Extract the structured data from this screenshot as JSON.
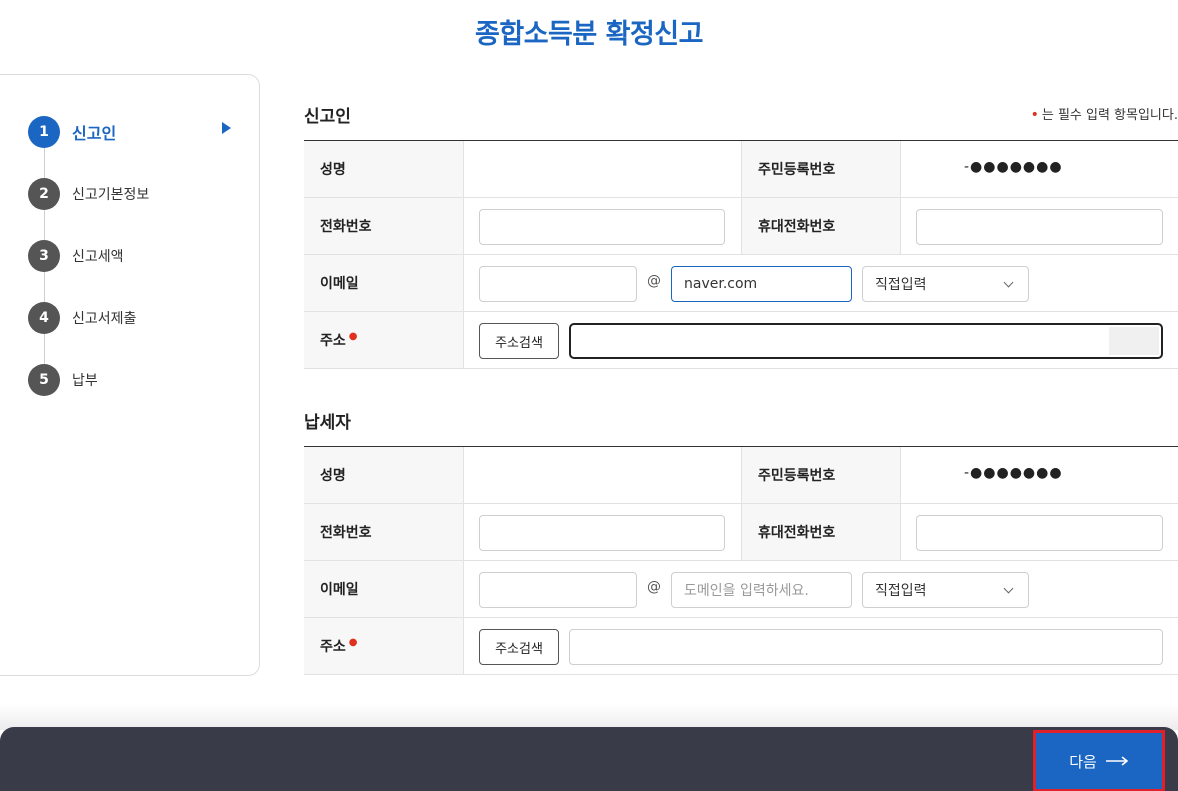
{
  "page": {
    "title": "종합소득분 확정신고"
  },
  "stepper": {
    "items": [
      {
        "num": "1",
        "label": "신고인"
      },
      {
        "num": "2",
        "label": "신고기본정보"
      },
      {
        "num": "3",
        "label": "신고세액"
      },
      {
        "num": "4",
        "label": "신고서제출"
      },
      {
        "num": "5",
        "label": "납부"
      }
    ],
    "active_index": 0
  },
  "required_note": "는 필수 입력 항목입니다.",
  "reporter": {
    "title": "신고인",
    "name_label": "성명",
    "name_value": "",
    "rrn_label": "주민등록번호",
    "rrn_value": "-●●●●●●●",
    "phone_label": "전화번호",
    "phone_value": "",
    "mobile_label": "휴대전화번호",
    "mobile_value": "",
    "email_label": "이메일",
    "email_id": "",
    "email_at": "@",
    "email_domain": "naver.com",
    "email_select": "직접입력",
    "address_label": "주소",
    "address_search": "주소검색",
    "address_value": ""
  },
  "taxpayer": {
    "title": "납세자",
    "name_label": "성명",
    "name_value": "",
    "rrn_label": "주민등록번호",
    "rrn_value": "-●●●●●●●",
    "phone_label": "전화번호",
    "phone_value": "",
    "mobile_label": "휴대전화번호",
    "mobile_value": "",
    "email_label": "이메일",
    "email_id": "",
    "email_at": "@",
    "email_domain_placeholder": "도메인을 입력하세요.",
    "email_select": "직접입력",
    "address_label": "주소",
    "address_search": "주소검색",
    "address_value": ""
  },
  "footer": {
    "next_label": "다음"
  },
  "colors": {
    "accent": "#1a66c2",
    "required": "#e0301e",
    "footer": "#393b49",
    "highlight": "#e0202a"
  }
}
= = = = = = =
◆ DIRECTIONS
Transcribe all of the entries word for word, but skip any pictures they contain.

◆ ANSWER IN FULL
Extract the structured data from this screenshot as JSON.
{
  "page": {
    "title": "종합소득분 확정신고"
  },
  "stepper": {
    "items": [
      {
        "num": "1",
        "label": "신고인"
      },
      {
        "num": "2",
        "label": "신고기본정보"
      },
      {
        "num": "3",
        "label": "신고세액"
      },
      {
        "num": "4",
        "label": "신고서제출"
      },
      {
        "num": "5",
        "label": "납부"
      }
    ],
    "active_index": 0
  },
  "required_note": "는 필수 입력 항목입니다.",
  "reporter": {
    "title": "신고인",
    "name_label": "성명",
    "name_value": "",
    "rrn_label": "주민등록번호",
    "rrn_value": "-●●●●●●●",
    "phone_label": "전화번호",
    "phone_value": "",
    "mobile_label": "휴대전화번호",
    "mobile_value": "",
    "email_label": "이메일",
    "email_id": "",
    "email_at": "@",
    "email_domain": "naver.com",
    "email_select": "직접입력",
    "address_label": "주소",
    "address_search": "주소검색",
    "address_value": ""
  },
  "taxpayer": {
    "title": "납세자",
    "name_label": "성명",
    "name_value": "",
    "rrn_label": "주민등록번호",
    "rrn_value": "-●●●●●●●",
    "phone_label": "전화번호",
    "phone_value": "",
    "mobile_label": "휴대전화번호",
    "mobile_value": "",
    "email_label": "이메일",
    "email_id": "",
    "email_at": "@",
    "email_domain_placeholder": "도메인을 입력하세요.",
    "email_select": "직접입력",
    "address_label": "주소",
    "address_search": "주소검색",
    "address_value": ""
  },
  "footer": {
    "next_label": "다음"
  },
  "colors": {
    "accent": "#1a66c2",
    "required": "#e0301e",
    "footer": "#393b49",
    "highlight": "#e0202a"
  }
}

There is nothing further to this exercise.